*Listed records:*
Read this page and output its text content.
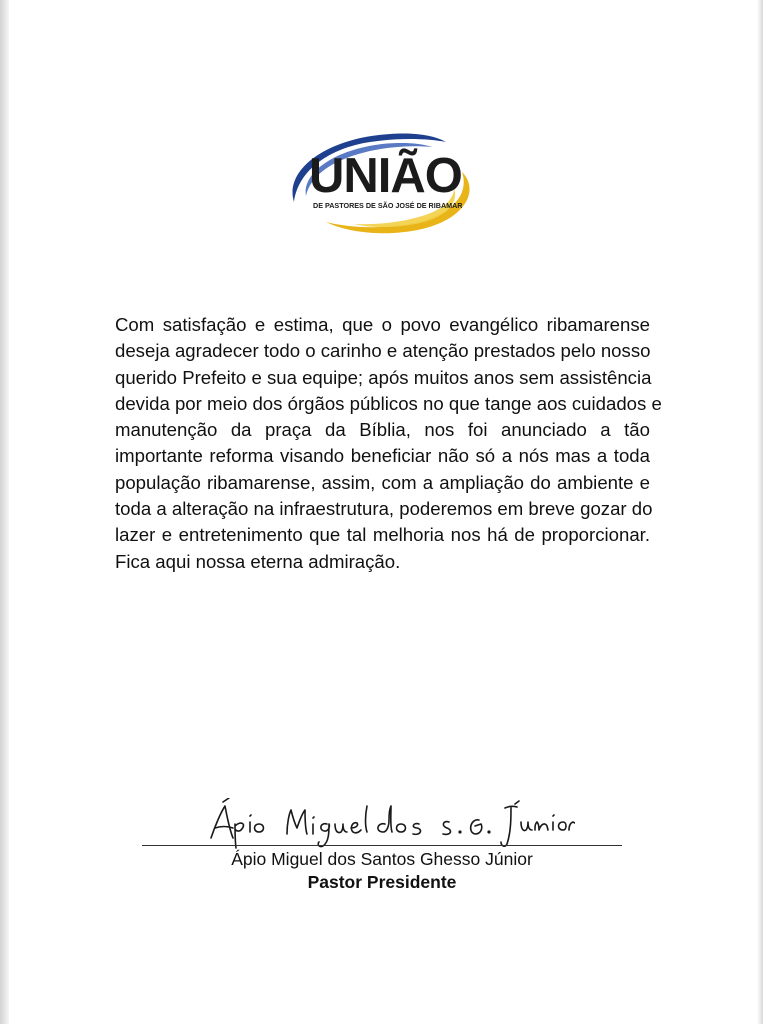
UNIÃO
DE PASTORES DE SÃO JOSÉ DE RIBAMAR
Com satisfação e estima, que o povo evangélico ribamarense
deseja agradecer todo o carinho e atenção prestados pelo nosso
querido Prefeito e sua equipe; após muitos anos sem assistência
devida por meio dos órgãos públicos no que tange aos cuidados e
manutenção da praça da Bíblia, nos foi anunciado a tão
importante reforma visando beneficiar não só a nós mas a toda
população ribamarense, assim, com a ampliação do ambiente e
toda a alteração na infraestrutura, poderemos em breve gozar do
lazer e entretenimento que tal melhoria nos há de proporcionar.
Fica aqui nossa eterna admiração.
Ápio Miguel dos Santos Ghesso Júnior
Pastor Presidente
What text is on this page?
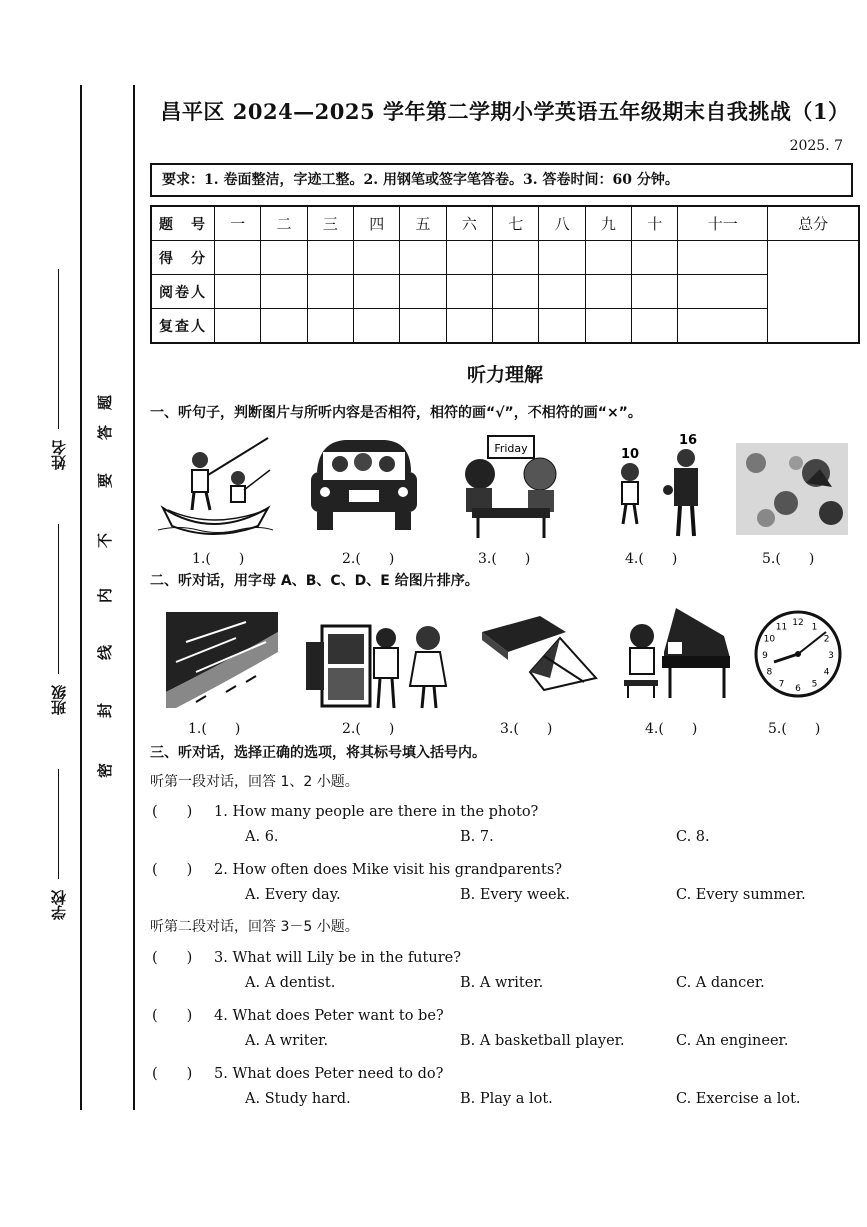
姓名
班级
学校
密
封
线
内
不
要
答
题
昌平区 2024—2025 学年第二学期小学英语五年级期末自我挑战（1）
2025. 7
要求：1. 卷面整洁，字迹工整。2. 用钢笔或签字笔答卷。3. 答卷时间：60 分钟。
题　号	一	二	三	四	五	六	七	八	九	十	十一	总分
得　分												
阅卷人												
复查人												
听力理解
一、听句子，判断图片与所听内容是否相符，相符的画“√”，不相符的画“×”。
Friday	10
16
1.(　　)	2.(　　)	3.(　　)	4.(　　)	5.(　　)
二、听对话，用字母 A、B、C、D、E 给图片排序。
1
2
3
4
5
6
7
8
9
10
11 12
1.(　　)	2.(　　)	3.(　　)	4.(　　)	5.(　　)
三、听对话，选择正确的选项，将其标号填入括号内。
听第一段对话，回答 1、2 小题。
(　　) 1. How many people are there in the photo?
A. 6.	B. 7.	C. 8.
(　　) 2. How often does Mike visit his grandparents?
A. Every day.	B. Every week.	C. Every summer.
听第二段对话，回答 3－5 小题。
(　　) 3. What will Lily be in the future?
A. A dentist.	B. A writer.	C. A dancer.
(　　) 4. What does Peter want to be?
A. A writer.	B. A basketball player.	C. An engineer.
(　　) 5. What does Peter need to do?
A. Study hard.	B. Play a lot.	C. Exercise a lot.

*Short task:* Copy every entry word for word, but omit the pictures.

*Result of this exercise:*
Read this page and output its text content.
UNIÃO
DE PASTORES DE SÃO JOSÉ DE RIBAMAR
Com satisfação e estima, que o povo evangélico ribamarense
deseja agradecer todo o carinho e atenção prestados pelo nosso
querido Prefeito e sua equipe; após muitos anos sem assistência
devida por meio dos órgãos públicos no que tange aos cuidados e
manutenção da praça da Bíblia, nos foi anunciado a tão
importante reforma visando beneficiar não só a nós mas a toda
população ribamarense, assim, com a ampliação do ambiente e
toda a alteração na infraestrutura, poderemos em breve gozar do
lazer e entretenimento que tal melhoria nos há de proporcionar.
Fica aqui nossa eterna admiração.
Ápio Miguel dos Santos Ghesso Júnior
Pastor Presidente
What text is on this page?
姓名
班级
学校
密
封
线
内
不
要
答
题
昌平区 2024—2025 学年第二学期小学英语五年级期末自我挑战（1）
2025. 7
要求：1. 卷面整洁，字迹工整。2. 用钢笔或签字笔答卷。3. 答卷时间：60 分钟。
题　号	一	二	三	四	五	六	七	八	九	十	十一	总分
得　分												
阅卷人												
复查人												
听力理解
一、听句子，判断图片与所听内容是否相符，相符的画“√”，不相符的画“×”。
Friday	10
16
1.(　　)	2.(　　)	3.(　　)	4.(　　)	5.(　　)
二、听对话，用字母 A、B、C、D、E 给图片排序。
1
2
3
4
5
6
7
8
9
10
11 12
1.(　　)	2.(　　)	3.(　　)	4.(　　)	5.(　　)
三、听对话，选择正确的选项，将其标号填入括号内。
听第一段对话，回答 1、2 小题。
(　　) 1. How many people are there in the photo?
A. 6.	B. 7.	C. 8.
(　　) 2. How often does Mike visit his grandparents?
A. Every day.	B. Every week.	C. Every summer.
听第二段对话，回答 3－5 小题。
(　　) 3. What will Lily be in the future?
A. A dentist.	B. A writer.	C. A dancer.
(　　) 4. What does Peter want to be?
A. A writer.	B. A basketball player.	C. An engineer.
(　　) 5. What does Peter need to do?
A. Study hard.	B. Play a lot.	C. Exercise a lot.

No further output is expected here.